• _Stored items from a collection_
%%
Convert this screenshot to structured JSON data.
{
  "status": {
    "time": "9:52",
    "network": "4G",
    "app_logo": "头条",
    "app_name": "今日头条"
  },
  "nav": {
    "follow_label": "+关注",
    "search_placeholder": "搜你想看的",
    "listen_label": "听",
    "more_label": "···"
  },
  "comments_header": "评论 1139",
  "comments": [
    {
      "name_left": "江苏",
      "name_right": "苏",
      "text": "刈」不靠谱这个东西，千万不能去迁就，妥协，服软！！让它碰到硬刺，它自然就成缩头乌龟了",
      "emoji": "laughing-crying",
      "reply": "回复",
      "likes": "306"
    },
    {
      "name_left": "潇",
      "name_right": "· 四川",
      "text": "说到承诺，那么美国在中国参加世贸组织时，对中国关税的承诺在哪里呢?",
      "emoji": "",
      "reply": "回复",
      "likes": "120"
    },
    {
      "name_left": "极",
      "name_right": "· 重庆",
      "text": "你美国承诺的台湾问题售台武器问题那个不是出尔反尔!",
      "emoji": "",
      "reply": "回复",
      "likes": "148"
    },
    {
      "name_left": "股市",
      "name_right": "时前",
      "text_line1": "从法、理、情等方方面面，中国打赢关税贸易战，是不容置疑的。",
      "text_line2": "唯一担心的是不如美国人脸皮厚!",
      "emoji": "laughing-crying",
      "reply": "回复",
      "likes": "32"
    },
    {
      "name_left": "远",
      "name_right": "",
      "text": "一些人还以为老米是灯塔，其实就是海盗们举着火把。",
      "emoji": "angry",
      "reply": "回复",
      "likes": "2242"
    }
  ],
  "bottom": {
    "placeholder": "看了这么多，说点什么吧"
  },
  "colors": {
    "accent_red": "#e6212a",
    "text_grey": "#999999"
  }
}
%%
Return the listing above word for word.

Convert this screenshot to structured JSON data.
{
  "status": {
    "time": "9:52",
    "network": "4G",
    "app_logo": "头条",
    "app_name": "今日头条"
  },
  "nav": {
    "follow_label": "+关注",
    "search_placeholder": "搜你想看的",
    "listen_label": "听",
    "more_label": "···"
  },
  "comments_header": "评论 1139",
  "comments": [
    {
      "name_left": "江苏",
      "name_right": "苏",
      "text": "刈」不靠谱这个东西，千万不能去迁就，妥协，服软！！让它碰到硬刺，它自然就成缩头乌龟了",
      "emoji": "laughing-crying",
      "reply": "回复",
      "likes": "306"
    },
    {
      "name_left": "潇",
      "name_right": "· 四川",
      "text": "说到承诺，那么美国在中国参加世贸组织时，对中国关税的承诺在哪里呢?",
      "emoji": "",
      "reply": "回复",
      "likes": "120"
    },
    {
      "name_left": "极",
      "name_right": "· 重庆",
      "text": "你美国承诺的台湾问题售台武器问题那个不是出尔反尔!",
      "emoji": "",
      "reply": "回复",
      "likes": "148"
    },
    {
      "name_left": "股市",
      "name_right": "时前",
      "text_line1": "从法、理、情等方方面面，中国打赢关税贸易战，是不容置疑的。",
      "text_line2": "唯一担心的是不如美国人脸皮厚!",
      "emoji": "laughing-crying",
      "reply": "回复",
      "likes": "32"
    },
    {
      "name_left": "远",
      "name_right": "",
      "text": "一些人还以为老米是灯塔，其实就是海盗们举着火把。",
      "emoji": "angry",
      "reply": "回复",
      "likes": "2242"
    }
  ],
  "bottom": {
    "placeholder": "看了这么多，说点什么吧"
  },
  "colors": {
    "accent_red": "#e6212a",
    "text_grey": "#999999"
  }
}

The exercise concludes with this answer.